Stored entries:
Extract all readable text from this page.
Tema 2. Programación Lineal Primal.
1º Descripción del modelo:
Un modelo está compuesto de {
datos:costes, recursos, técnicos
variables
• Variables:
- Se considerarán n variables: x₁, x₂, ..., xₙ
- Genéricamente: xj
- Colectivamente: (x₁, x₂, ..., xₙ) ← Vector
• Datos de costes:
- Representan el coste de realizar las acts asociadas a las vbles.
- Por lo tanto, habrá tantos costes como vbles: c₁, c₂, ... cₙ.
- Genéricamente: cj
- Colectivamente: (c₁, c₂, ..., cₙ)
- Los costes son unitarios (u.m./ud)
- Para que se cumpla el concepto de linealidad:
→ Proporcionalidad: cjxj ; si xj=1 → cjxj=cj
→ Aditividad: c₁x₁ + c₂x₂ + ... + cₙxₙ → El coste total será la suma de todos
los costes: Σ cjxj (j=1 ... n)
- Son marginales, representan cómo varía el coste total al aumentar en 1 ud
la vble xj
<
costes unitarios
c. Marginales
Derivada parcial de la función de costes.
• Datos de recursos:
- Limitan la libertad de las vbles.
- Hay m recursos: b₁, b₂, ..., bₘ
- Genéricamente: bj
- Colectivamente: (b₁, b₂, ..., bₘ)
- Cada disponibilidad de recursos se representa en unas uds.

- _Set task_
Repeat every line of the material exactly as given.

- _Full response_
Extract all readable text from this page.
Tema 2. Programación Lineal Primal.
1º Descripción del modelo:
Un modelo está compuesto de {
datos:costes, recursos, técnicos
variables
• Variables:
- Se considerarán n variables: x₁, x₂, ..., xₙ
- Genéricamente: xj
- Colectivamente: (x₁, x₂, ..., xₙ) ← Vector
• Datos de costes:
- Representan el coste de realizar las acts asociadas a las vbles.
- Por lo tanto, habrá tantos costes como vbles: c₁, c₂, ... cₙ.
- Genéricamente: cj
- Colectivamente: (c₁, c₂, ..., cₙ)
- Los costes son unitarios (u.m./ud)
- Para que se cumpla el concepto de linealidad:
→ Proporcionalidad: cjxj ; si xj=1 → cjxj=cj
→ Aditividad: c₁x₁ + c₂x₂ + ... + cₙxₙ → El coste total será la suma de todos
los costes: Σ cjxj (j=1 ... n)
- Son marginales, representan cómo varía el coste total al aumentar en 1 ud
la vble xj
<
costes unitarios
c. Marginales
Derivada parcial de la función de costes.
• Datos de recursos:
- Limitan la libertad de las vbles.
- Hay m recursos: b₁, b₂, ..., bₘ
- Genéricamente: bj
- Colectivamente: (b₁, b₂, ..., bₘ)
- Cada disponibilidad de recursos se representa en unas uds.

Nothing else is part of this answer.